> _Data for processing_:
>> START
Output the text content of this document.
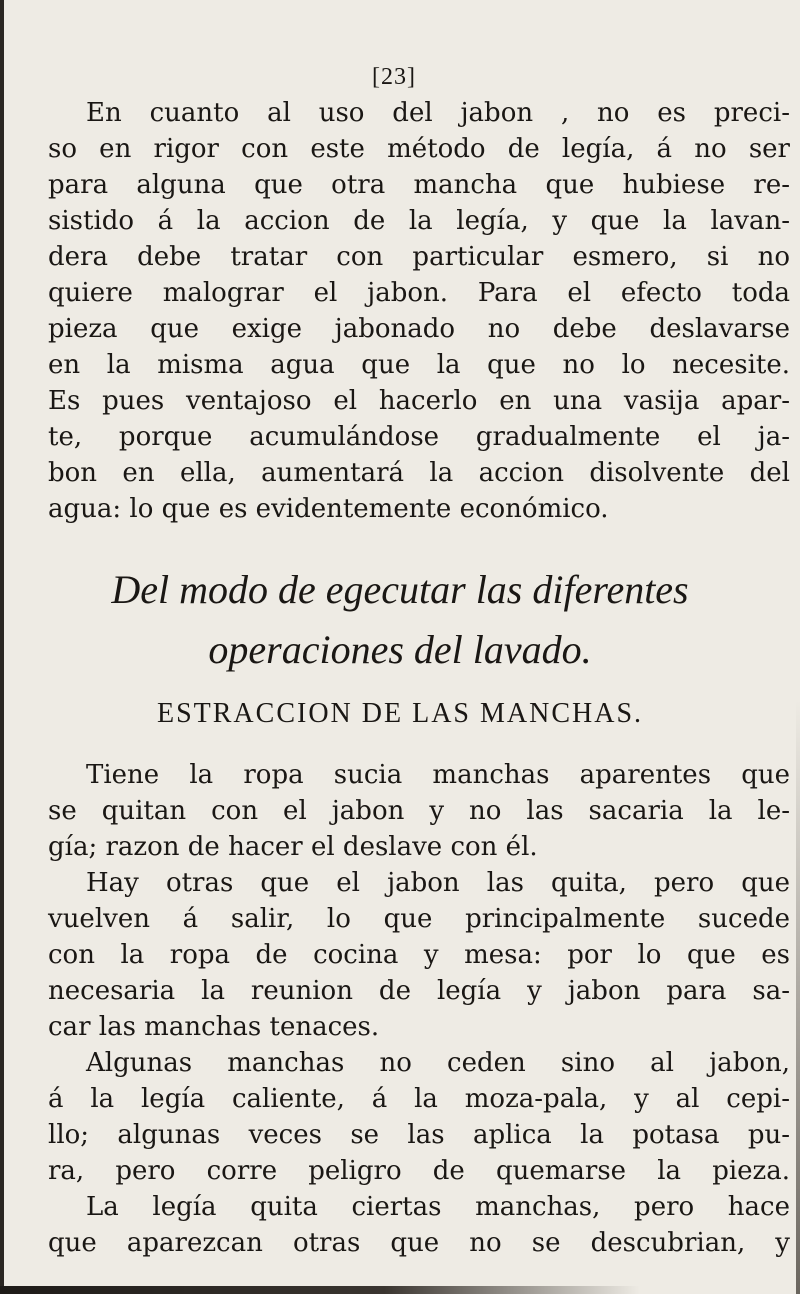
[23]
En cuanto al uso del jabon , no es preci-
so en rigor con este método de legía, á no ser
para alguna que otra mancha que hubiese re-
sistido á la accion de la legía, y que la lavan-
dera debe tratar con particular esmero, si no
quiere malograr el jabon. Para el efecto toda
pieza que exige jabonado no debe deslavarse
en la misma agua que la que no lo necesite.
Es pues ventajoso el hacerlo en una vasija apar-
te, porque acumulándose gradualmente el ja-
bon en ella, aumentará la accion disolvente del
agua: lo que es evidentemente económico.
Del modo de egecutar las diferentes
operaciones del lavado.
ESTRACCION DE LAS MANCHAS.
Tiene la ropa sucia manchas aparentes que
se quitan con el jabon y no las sacaria la le-
gía; razon de hacer el deslave con él.
Hay otras que el jabon las quita, pero que
vuelven á salir, lo que principalmente sucede
con la ropa de cocina y mesa: por lo que es
necesaria la reunion de legía y jabon para sa-
car las manchas tenaces.
Algunas manchas no ceden sino al jabon,
á la legía caliente, á la moza-pala, y al cepi-
llo; algunas veces se las aplica la potasa pu-
ra, pero corre peligro de quemarse la pieza.
La legía quita ciertas manchas, pero hace
que aparezcan otras que no se descubrian, y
>> END
> _What the exercise asks_:
Without including any pictures, print all of the material exactly as given.

> _Solution for this exercise_:
Output the text content of this document.
[23]
En cuanto al uso del jabon , no es preci-
so en rigor con este método de legía, á no ser
para alguna que otra mancha que hubiese re-
sistido á la accion de la legía, y que la lavan-
dera debe tratar con particular esmero, si no
quiere malograr el jabon. Para el efecto toda
pieza que exige jabonado no debe deslavarse
en la misma agua que la que no lo necesite.
Es pues ventajoso el hacerlo en una vasija apar-
te, porque acumulándose gradualmente el ja-
bon en ella, aumentará la accion disolvente del
agua: lo que es evidentemente económico.
Del modo de egecutar las diferentes
operaciones del lavado.
ESTRACCION DE LAS MANCHAS.
Tiene la ropa sucia manchas aparentes que
se quitan con el jabon y no las sacaria la le-
gía; razon de hacer el deslave con él.
Hay otras que el jabon las quita, pero que
vuelven á salir, lo que principalmente sucede
con la ropa de cocina y mesa: por lo que es
necesaria la reunion de legía y jabon para sa-
car las manchas tenaces.
Algunas manchas no ceden sino al jabon,
á la legía caliente, á la moza-pala, y al cepi-
llo; algunas veces se las aplica la potasa pu-
ra, pero corre peligro de quemarse la pieza.
La legía quita ciertas manchas, pero hace
que aparezcan otras que no se descubrian, y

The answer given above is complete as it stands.